#### Required work
[a] In the chart commentary, what position did Change Your Mind reach in the previous week?
[b] Carry the UK singles chart commentary on from its final sentence, keeping the same voice.

#### Page
>>>
Offspring bands have been tried many times in the past but few have been very successful. The most recent example of this was in the early 1990s when the Osmond Boys attempted to recreate the success of their fathers in the 1970s yet never managed to break into the Top 50. Full credit then to 3T, all of them sons of Tito Jackson and thus nephews of the man who is a place below them on the chart this week. It would be wrong to lean on this factor too heavily as Anything is a perfectly creditable soul record but for it to crash straight into the Top 5 surely has a great deal to do with the origins of the boys. One can only speculate as to whether this is a one-off or the start of a regular chart career.


9 WONDERWALL (Oasis)

The reluctance of many hits to stop selling continues apace. In the same week that Wonderwall explodes onto the American charts, the single drops to the edge of the UK Top 10 in its 12th week of chart life. The significance of this is that this week should have seen the first chart entry of Don't Look Back In Anger which had been scheduled for release in this week for many months. That release has now been delayed as the band's biggest selling hit ever shows little sign of burning out for a few weeks at least.


11 GANGSTA'S PARADISE (Coolio featuring LV)

This has stopped being spooky and is now getting scary... You would have thought that the release of Too Hot would finally sound a death-knell for Coolio's long-running former chart-topper... but no. Having entered the chart at Number 9 last week, Too Hot this week tumbles to Number 19 and instead its predecessor takes yet another leap up the chart to land at this position. The reason for this is possibly the anticipated release of Dangerous Minds and the prominent use of the track in trailers for the film both in cinemas and on television. For followup singles to fail to outlast their predecessors is, as you might expect, pretty uncommon. Normally it happens with long-running megahits such as Bryan Adams' Everything I Do which was still languishing at Number One in September 1991 whilst Can't Stop This Thing We Started charted, peaked and fell out altogether before its run at the top ended.


12 CHANGE YOUR MIND (Upside Down)

Change Your Mind, the first single from the latest all-boy band to be manufactured and marketed by Ian Levine et al was released a couple of weeks ago. Last week it disappointed somewhat, hitting Number 35 and in such a manner that suggested its chart stay would be a fairly short one. The power of television, however, should never ever be underestimated. During the week the group were the subject of a BBC Inside Story documentary which detailed the rise of the band, from the initial auditions right through to recording and preparations for stardom. As an insight into record company cynicism it made fascinating viewing but that is probably missing the point somewhat. In a similar manner to the way Sheena Easton's career was launched by a similar documentary in 1980, the TV show proves to be the boost the band needed and the single rockets up the charts to become the biggest leap for many months and suggests that however manufactured they may be, there could well be life in them yet. Let us not forget Take That started out in the same manner.
<<<
#### Recorded information
>>>
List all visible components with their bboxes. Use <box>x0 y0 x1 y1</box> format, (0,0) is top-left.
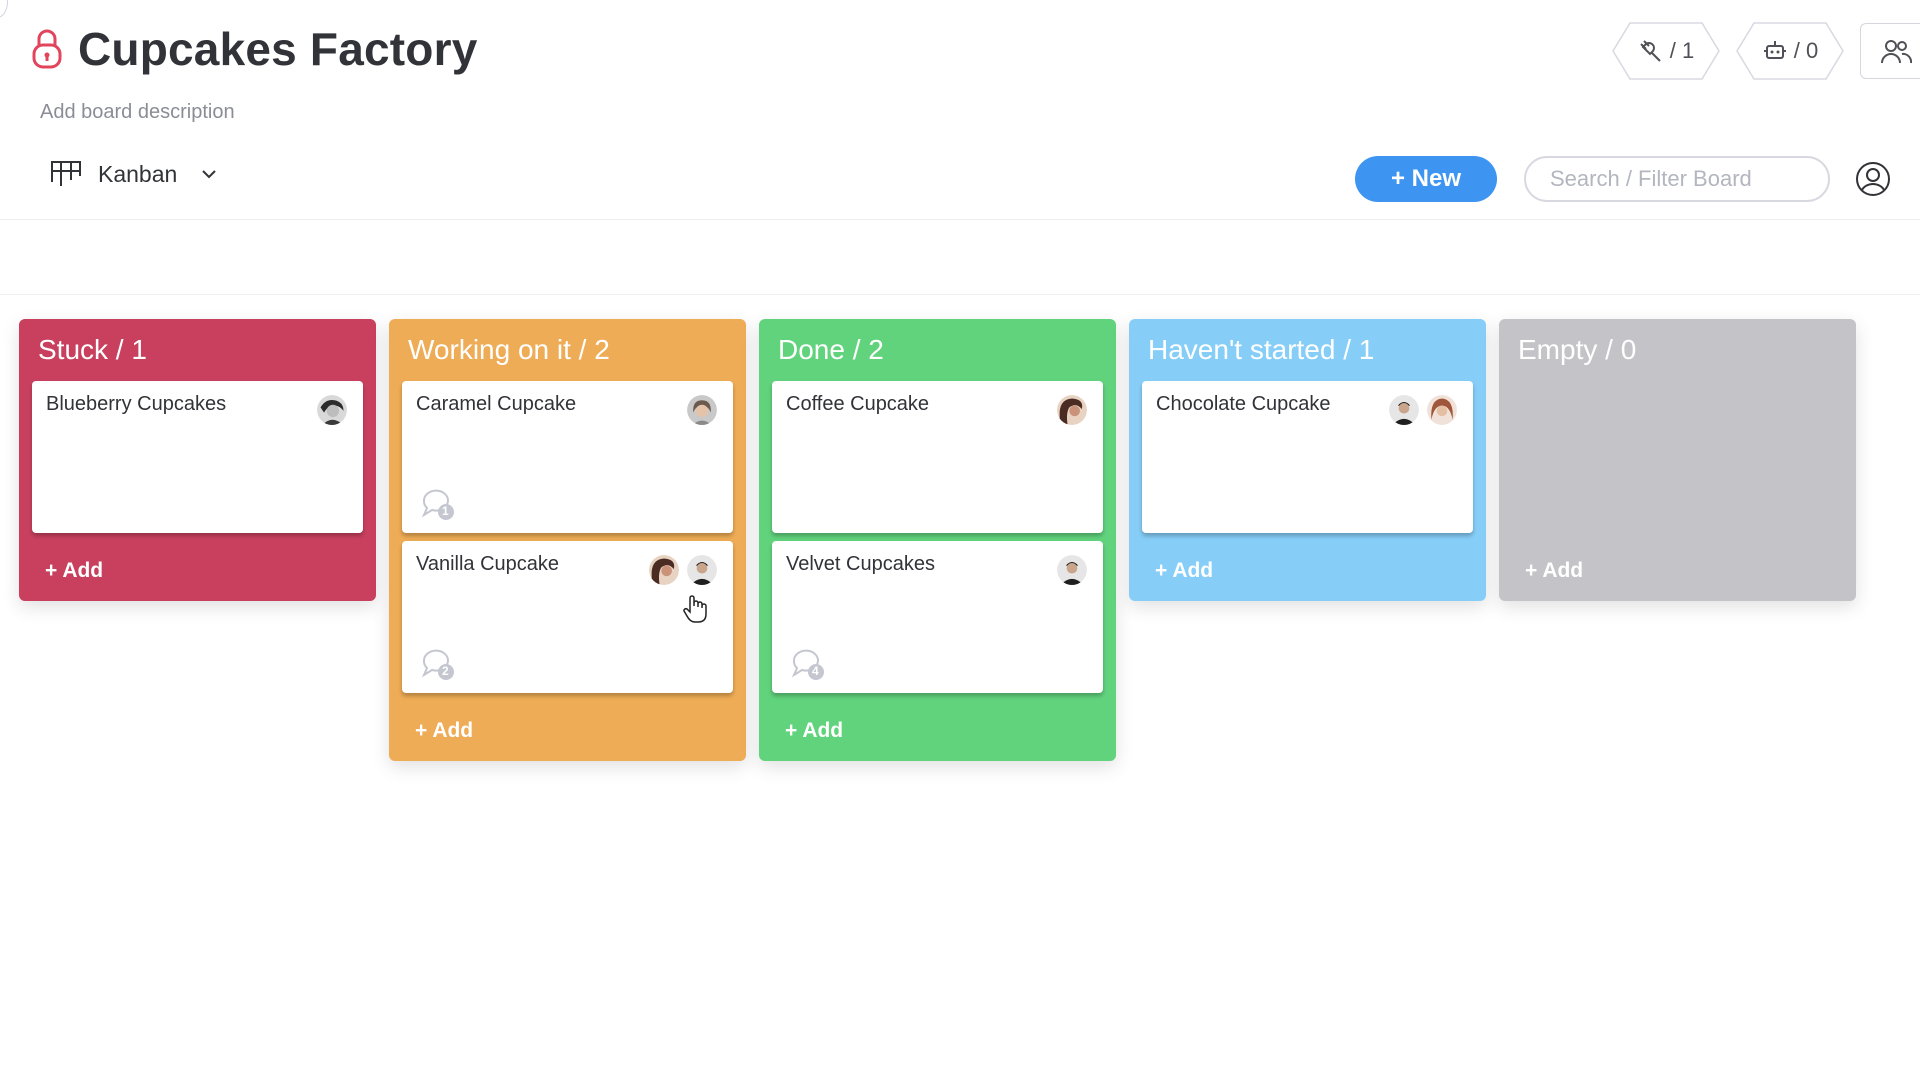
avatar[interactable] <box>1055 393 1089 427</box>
<<<
#### Exercise responses
[a] Number 35.

[b]
13 LOOPS OF FURY EP (Chemical Brothers)

The Exit Planet Dust album was on most critics' list for one of the albums of the year. It marked the transition of the Chemical Brothers from semi-obscurity to one of the most mainstream hardcore dance acts around. This EP is one of their first single releases for a number of months and instantly becomes their biggest hit to date, beating the Number 17 peak of Leave Home in June 1995. Critically feted though they are I have to make the reluctant confession that to me the single sounds just like a nasty collection of bleeping noises and I cannot honestly see what all the fuss is about [oh mate].


14 GETTING BETTER (Shed Seven)

Never has there been a more appropriate title for a Top 20 hit single. Shed Seven have been charting hit singles over the last couple of years with gradually increasing success. Their first hit came in 1994 with Dolphin which was closely followed by Speakeasy - both were Top 30 hits. Last year they had their biggest hit single to date with Where Have You Been Tonight which reached Number 23. Now they breach the Top 20 for the first time with what is easily their most commercial hit to date. 1996 looks even better for them.


15 WORLD OF GOOD (Saw Doctors)

Irish folksters The Saw Doctors have never really desired commercial success. Their track record in their native Ireland has been respectable enough but over here their hit singles have been few and far between. In fact this is only their second hit single ever, the first being the delightful Small Bit Of Love which reached Number 24 in November 1994. Few and far between their commercial singles may be but they are no less welcome for that. World Of Good is less folky and more mainstream than many of their previous releases - it sounds great.


20 WEAK (Skunk Anansie)

It seems to be a week for acts to have their biggest hits to date... Skunk Anansie are yet another one, crashing past the Number 40 peak of Charity back in September with their most commercial and accessible single of their career and an instant Top 20 hit.


21 BEAUTIFUL LIFE (Ace Of Base)

The transformation of Ace Of Base from dub-reggae to Europop continues apace. Lucky Love was the first of their new releases last November and it peaked at Number 20. Now comes the second single from their current album and yet again it is a pleasant enough piece of bouncy pop that quite justifies its placing just outside the Top 20. My qualm is that this record says to me 'summertime' all over and on a bitterly cold January day feels somewhat out of place. Still, it is not to be sniffed at, their seventh Top 30 hit since 1993.


23 NOT A DRY EYE IN THE HOUSE (Meat Loaf)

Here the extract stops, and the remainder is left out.